>> BEGIN Provided entries

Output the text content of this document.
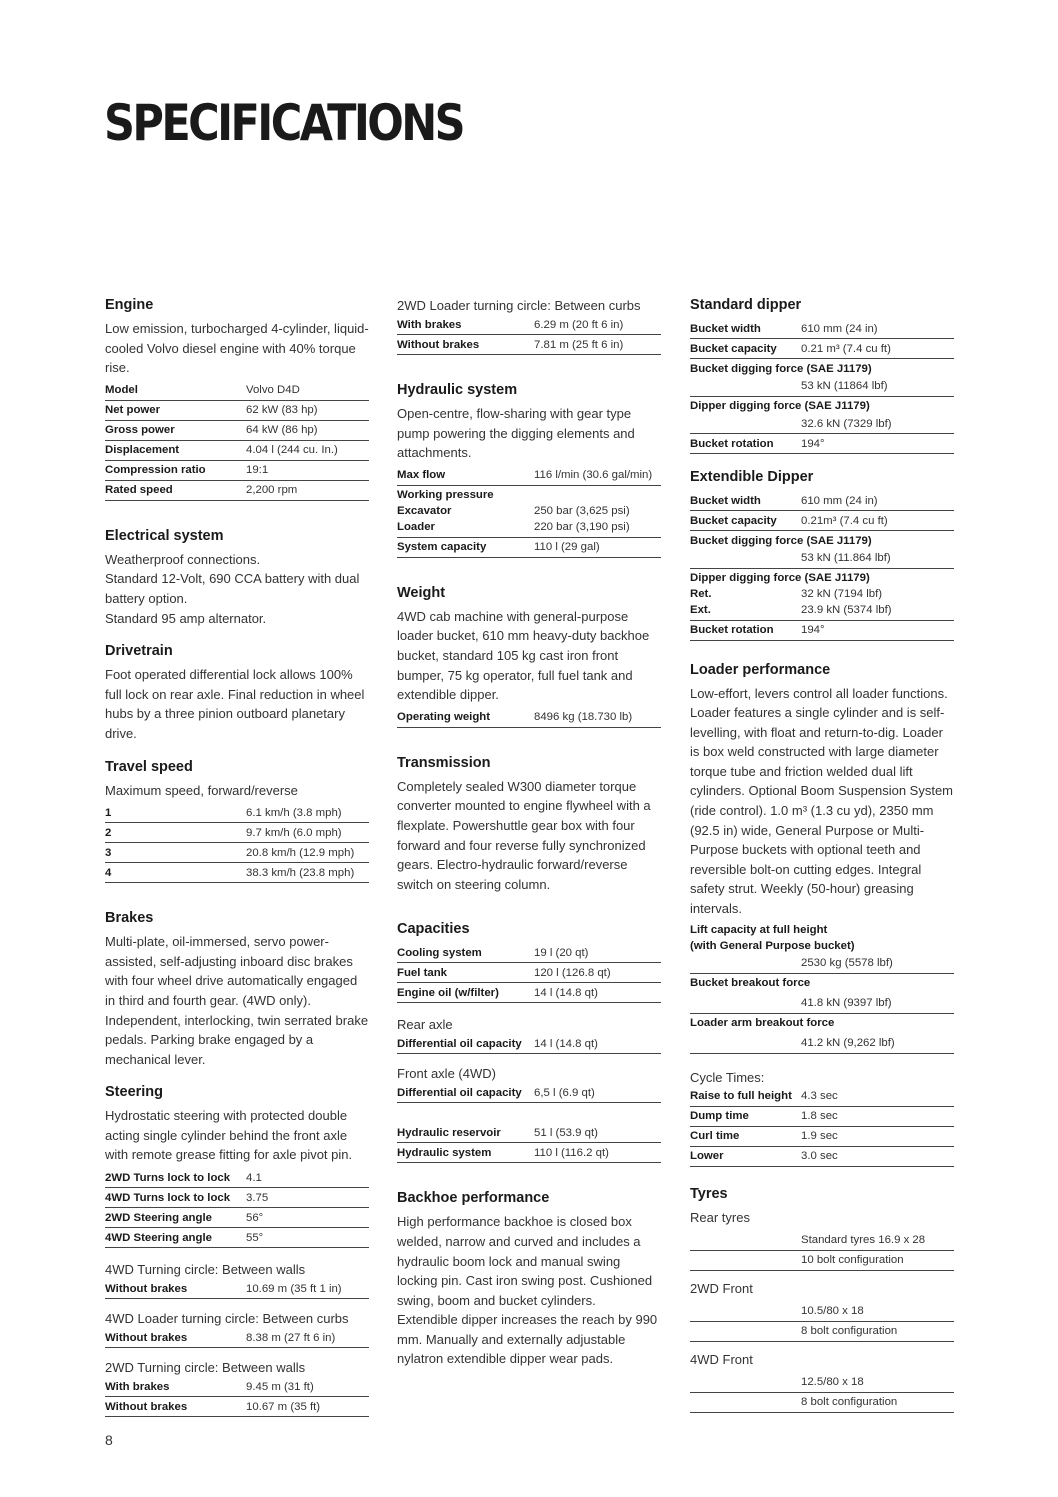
SPECIFICATIONS
Engine
Low emission, turbocharged 4-cylinder, liquid-cooled Volvo diesel engine with 40% torque rise.
Model	Volvo D4D
Net power	62 kW (83 hp)
Gross power	64 kW (86 hp)
Displacement	4.04 l (244 cu. In.)
Compression ratio	19:1
Rated speed	2,200 rpm
Electrical system
Weatherproof connections.
Standard 12-Volt, 690 CCA battery with dual battery option.
Standard 95 amp alternator.
Drivetrain
Foot operated differential lock allows 100% full lock on rear axle. Final reduction in wheel hubs by a three pinion outboard planetary drive.
Travel speed
Maximum speed, forward/reverse
1	6.1 km/h (3.8 mph)
2	9.7 km/h (6.0 mph)
3	20.8 km/h (12.9 mph)
4	38.3 km/h (23.8 mph)
Brakes
Multi-plate, oil-immersed, servo power-assisted, self-adjusting inboard disc brakes with four wheel drive automatically engaged in third and fourth gear. (4WD only). Independent, interlocking, twin serrated brake pedals. Parking brake engaged by a mechanical lever.
Steering
Hydrostatic steering with protected double acting single cylinder behind the front axle with remote grease fitting for axle pivot pin.
2WD Turns lock to lock	4.1
4WD Turns lock to lock	3.75
2WD Steering angle	56°
4WD Steering angle	55°
4WD Turning circle: Between walls
Without brakes	10.69 m (35 ft 1 in)
4WD Loader turning circle: Between curbs
Without brakes	8.38 m (27 ft 6 in)
2WD Turning circle: Between walls
With brakes	9.45 m (31 ft)
Without brakes	10.67 m (35 ft)
2WD Loader turning circle: Between curbs
With brakes	6.29 m (20 ft 6 in)
Without brakes	7.81 m (25 ft 6 in)
Hydraulic system
Open-centre, flow-sharing with gear type pump powering the digging elements and attachments.
Max flow	116 l/min (30.6 gal/min)
Working pressure
Excavator	250 bar (3,625 psi)
Loader	220 bar (3,190 psi)
System capacity	110 l (29 gal)
Weight
4WD cab machine with general-purpose loader bucket, 610 mm heavy-duty backhoe bucket, standard 105 kg cast iron front bumper, 75 kg operator, full fuel tank and extendible dipper.
Operating weight	8496 kg (18.730 lb)
Transmission
Completely sealed W300 diameter torque converter mounted to engine flywheel with a flexplate. Powershuttle gear box with four forward and four reverse fully synchronized gears. Electro-hydraulic forward/reverse switch on steering column.
Capacities
Cooling system	19 l (20 qt)
Fuel tank	120 l (126.8 qt)
Engine oil (w/filter)	14 l (14.8 qt)
Rear axle
Differential oil capacity	14 l (14.8 qt)
Front axle (4WD)
Differential oil capacity	6,5 l (6.9 qt)
Hydraulic reservoir	51 l (53.9 qt)
Hydraulic system	110 l (116.2 qt)
Backhoe performance
High performance backhoe is closed box welded, narrow and curved and includes a hydraulic boom lock and manual swing locking pin. Cast iron swing post. Cushioned swing, boom and bucket cylinders.
Extendible dipper increases the reach by 990 mm. Manually and externally adjustable nylatron extendible dipper wear pads.
Standard dipper
Bucket width	610 mm (24 in)
Bucket capacity	0.21 m³ (7.4 cu ft)
Bucket digging force (SAE J1179)
53 kN (11864 lbf)
Dipper digging force (SAE J1179)
32.6 kN (7329 lbf)
Bucket rotation	194°
Extendible Dipper
Bucket width	610 mm (24 in)
Bucket capacity	0.21m³ (7.4 cu ft)
Bucket digging force (SAE J1179)
53 kN (11.864 lbf)
Dipper digging force (SAE J1179)
Ret.	32 kN (7194 lbf)
Ext.	23.9 kN (5374 lbf)
Bucket rotation	194°
Loader performance
Low-effort, levers control all loader functions. Loader features a single cylinder and is self-levelling, with float and return-to-dig. Loader is box weld constructed with large diameter torque tube and friction welded dual lift cylinders. Optional Boom Suspension System (ride control). 1.0 m³ (1.3 cu yd), 2350 mm (92.5 in) wide, General Purpose or Multi-Purpose buckets with optional teeth and reversible bolt-on cutting edges. Integral safety strut. Weekly (50-hour) greasing intervals.
Lift capacity at full height
(with General Purpose bucket)
2530 kg (5578 lbf)
Bucket breakout force
41.8 kN (9397 lbf)
Loader arm breakout force
41.2 kN (9,262 lbf)
Cycle Times:
Raise to full height 4.3 sec
Dump time	1.8 sec
Curl time	1.9 sec
Lower	3.0 sec
Tyres
Rear tyres
Standard tyres 16.9 x 28
10 bolt configuration
2WD Front
10.5/80 x 18
8 bolt configuration
4WD Front
12.5/80 x 18
8 bolt configuration
8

>> END Provided entries

*Brief*
Each entry gets copied exactly; the pictures stay out.

*Task result*
Output the text content of this document.
SPECIFICATIONS
Engine
Low emission, turbocharged 4-cylinder, liquid-cooled Volvo diesel engine with 40% torque rise.
Model	Volvo D4D
Net power	62 kW (83 hp)
Gross power	64 kW (86 hp)
Displacement	4.04 l (244 cu. In.)
Compression ratio	19:1
Rated speed	2,200 rpm
Electrical system
Weatherproof connections.
Standard 12-Volt, 690 CCA battery with dual battery option.
Standard 95 amp alternator.
Drivetrain
Foot operated differential lock allows 100% full lock on rear axle. Final reduction in wheel hubs by a three pinion outboard planetary drive.
Travel speed
Maximum speed, forward/reverse
1	6.1 km/h (3.8 mph)
2	9.7 km/h (6.0 mph)
3	20.8 km/h (12.9 mph)
4	38.3 km/h (23.8 mph)
Brakes
Multi-plate, oil-immersed, servo power-assisted, self-adjusting inboard disc brakes with four wheel drive automatically engaged in third and fourth gear. (4WD only). Independent, interlocking, twin serrated brake pedals. Parking brake engaged by a mechanical lever.
Steering
Hydrostatic steering with protected double acting single cylinder behind the front axle with remote grease fitting for axle pivot pin.
2WD Turns lock to lock	4.1
4WD Turns lock to lock	3.75
2WD Steering angle	56°
4WD Steering angle	55°
4WD Turning circle: Between walls
Without brakes	10.69 m (35 ft 1 in)
4WD Loader turning circle: Between curbs
Without brakes	8.38 m (27 ft 6 in)
2WD Turning circle: Between walls
With brakes	9.45 m (31 ft)
Without brakes	10.67 m (35 ft)
2WD Loader turning circle: Between curbs
With brakes	6.29 m (20 ft 6 in)
Without brakes	7.81 m (25 ft 6 in)
Hydraulic system
Open-centre, flow-sharing with gear type pump powering the digging elements and attachments.
Max flow	116 l/min (30.6 gal/min)
Working pressure
Excavator	250 bar (3,625 psi)
Loader	220 bar (3,190 psi)
System capacity	110 l (29 gal)
Weight
4WD cab machine with general-purpose loader bucket, 610 mm heavy-duty backhoe bucket, standard 105 kg cast iron front bumper, 75 kg operator, full fuel tank and extendible dipper.
Operating weight	8496 kg (18.730 lb)
Transmission
Completely sealed W300 diameter torque converter mounted to engine flywheel with a flexplate. Powershuttle gear box with four forward and four reverse fully synchronized gears. Electro-hydraulic forward/reverse switch on steering column.
Capacities
Cooling system	19 l (20 qt)
Fuel tank	120 l (126.8 qt)
Engine oil (w/filter)	14 l (14.8 qt)
Rear axle
Differential oil capacity	14 l (14.8 qt)
Front axle (4WD)
Differential oil capacity	6,5 l (6.9 qt)
Hydraulic reservoir	51 l (53.9 qt)
Hydraulic system	110 l (116.2 qt)
Backhoe performance
High performance backhoe is closed box welded, narrow and curved and includes a hydraulic boom lock and manual swing locking pin. Cast iron swing post. Cushioned swing, boom and bucket cylinders.
Extendible dipper increases the reach by 990 mm. Manually and externally adjustable nylatron extendible dipper wear pads.
Standard dipper
Bucket width	610 mm (24 in)
Bucket capacity	0.21 m³ (7.4 cu ft)
Bucket digging force (SAE J1179)
53 kN (11864 lbf)
Dipper digging force (SAE J1179)
32.6 kN (7329 lbf)
Bucket rotation	194°
Extendible Dipper
Bucket width	610 mm (24 in)
Bucket capacity	0.21m³ (7.4 cu ft)
Bucket digging force (SAE J1179)
53 kN (11.864 lbf)
Dipper digging force (SAE J1179)
Ret.	32 kN (7194 lbf)
Ext.	23.9 kN (5374 lbf)
Bucket rotation	194°
Loader performance
Low-effort, levers control all loader functions. Loader features a single cylinder and is self-levelling, with float and return-to-dig. Loader is box weld constructed with large diameter torque tube and friction welded dual lift cylinders. Optional Boom Suspension System (ride control). 1.0 m³ (1.3 cu yd), 2350 mm (92.5 in) wide, General Purpose or Multi-Purpose buckets with optional teeth and reversible bolt-on cutting edges. Integral safety strut. Weekly (50-hour) greasing intervals.
Lift capacity at full height
(with General Purpose bucket)
2530 kg (5578 lbf)
Bucket breakout force
41.8 kN (9397 lbf)
Loader arm breakout force
41.2 kN (9,262 lbf)
Cycle Times:
Raise to full height 4.3 sec
Dump time	1.8 sec
Curl time	1.9 sec
Lower	3.0 sec
Tyres
Rear tyres
Standard tyres 16.9 x 28
10 bolt configuration
2WD Front
10.5/80 x 18
8 bolt configuration
4WD Front
12.5/80 x 18
8 bolt configuration
8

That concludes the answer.